*EXERCISE BRIEF:*
Check each line of the records for "this"; collect those that have it.

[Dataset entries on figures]
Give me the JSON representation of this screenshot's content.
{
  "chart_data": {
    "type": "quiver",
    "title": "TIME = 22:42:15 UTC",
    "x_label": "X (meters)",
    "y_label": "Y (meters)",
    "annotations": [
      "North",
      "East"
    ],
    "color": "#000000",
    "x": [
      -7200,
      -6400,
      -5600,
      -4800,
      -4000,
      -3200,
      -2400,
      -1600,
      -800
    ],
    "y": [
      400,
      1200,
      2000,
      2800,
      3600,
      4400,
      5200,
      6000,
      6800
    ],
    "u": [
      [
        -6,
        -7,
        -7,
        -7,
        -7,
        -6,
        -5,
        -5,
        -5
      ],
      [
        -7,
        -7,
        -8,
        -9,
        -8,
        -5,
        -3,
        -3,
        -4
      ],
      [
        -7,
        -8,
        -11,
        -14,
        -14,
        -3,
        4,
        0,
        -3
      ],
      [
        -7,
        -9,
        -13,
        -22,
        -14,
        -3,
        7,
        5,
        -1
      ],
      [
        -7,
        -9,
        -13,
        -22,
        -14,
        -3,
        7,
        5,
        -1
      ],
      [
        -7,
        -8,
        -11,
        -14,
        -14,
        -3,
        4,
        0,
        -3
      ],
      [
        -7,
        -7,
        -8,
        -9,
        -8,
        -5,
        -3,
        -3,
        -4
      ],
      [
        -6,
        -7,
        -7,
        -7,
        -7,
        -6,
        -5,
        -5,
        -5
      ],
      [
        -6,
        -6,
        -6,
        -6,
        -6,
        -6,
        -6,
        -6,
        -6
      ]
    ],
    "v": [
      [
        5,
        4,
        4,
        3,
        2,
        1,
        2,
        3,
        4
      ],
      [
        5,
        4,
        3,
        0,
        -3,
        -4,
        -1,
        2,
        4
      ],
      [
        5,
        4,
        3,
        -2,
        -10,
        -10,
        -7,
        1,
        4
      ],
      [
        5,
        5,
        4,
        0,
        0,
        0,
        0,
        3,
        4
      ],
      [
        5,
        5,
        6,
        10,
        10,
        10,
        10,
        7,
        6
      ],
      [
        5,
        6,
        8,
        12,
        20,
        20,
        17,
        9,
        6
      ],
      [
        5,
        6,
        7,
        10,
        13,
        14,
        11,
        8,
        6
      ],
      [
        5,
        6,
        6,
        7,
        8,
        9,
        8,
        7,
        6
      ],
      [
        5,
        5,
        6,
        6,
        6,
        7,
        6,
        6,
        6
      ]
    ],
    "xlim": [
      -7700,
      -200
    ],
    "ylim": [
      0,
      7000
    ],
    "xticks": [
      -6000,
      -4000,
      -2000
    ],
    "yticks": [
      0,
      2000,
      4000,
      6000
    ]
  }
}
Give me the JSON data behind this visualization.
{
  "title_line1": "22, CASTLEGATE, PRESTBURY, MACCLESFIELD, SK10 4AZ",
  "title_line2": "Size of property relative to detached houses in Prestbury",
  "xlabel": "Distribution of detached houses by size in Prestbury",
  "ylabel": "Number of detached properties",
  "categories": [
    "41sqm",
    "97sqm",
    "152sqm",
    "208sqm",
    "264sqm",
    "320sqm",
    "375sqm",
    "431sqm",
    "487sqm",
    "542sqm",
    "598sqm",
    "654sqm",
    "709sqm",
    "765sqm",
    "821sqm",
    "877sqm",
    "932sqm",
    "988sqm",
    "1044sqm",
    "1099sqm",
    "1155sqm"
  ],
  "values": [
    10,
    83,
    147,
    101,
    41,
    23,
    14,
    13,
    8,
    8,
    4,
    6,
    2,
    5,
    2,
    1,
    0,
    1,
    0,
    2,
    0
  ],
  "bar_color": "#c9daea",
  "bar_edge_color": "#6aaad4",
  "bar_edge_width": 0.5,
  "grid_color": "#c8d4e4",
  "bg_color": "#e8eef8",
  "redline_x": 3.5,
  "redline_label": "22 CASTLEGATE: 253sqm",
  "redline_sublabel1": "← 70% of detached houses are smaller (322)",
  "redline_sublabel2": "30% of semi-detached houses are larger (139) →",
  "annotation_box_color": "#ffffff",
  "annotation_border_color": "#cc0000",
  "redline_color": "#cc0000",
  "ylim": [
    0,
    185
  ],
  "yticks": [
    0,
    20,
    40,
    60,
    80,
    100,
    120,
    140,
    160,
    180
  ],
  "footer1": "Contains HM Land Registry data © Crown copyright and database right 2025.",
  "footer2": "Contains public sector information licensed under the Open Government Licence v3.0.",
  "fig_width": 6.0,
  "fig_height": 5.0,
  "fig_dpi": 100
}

*TASK RESPONSE:*
Give me the JSON representation of this screenshot's content.
Give me the JSON data behind this visualization.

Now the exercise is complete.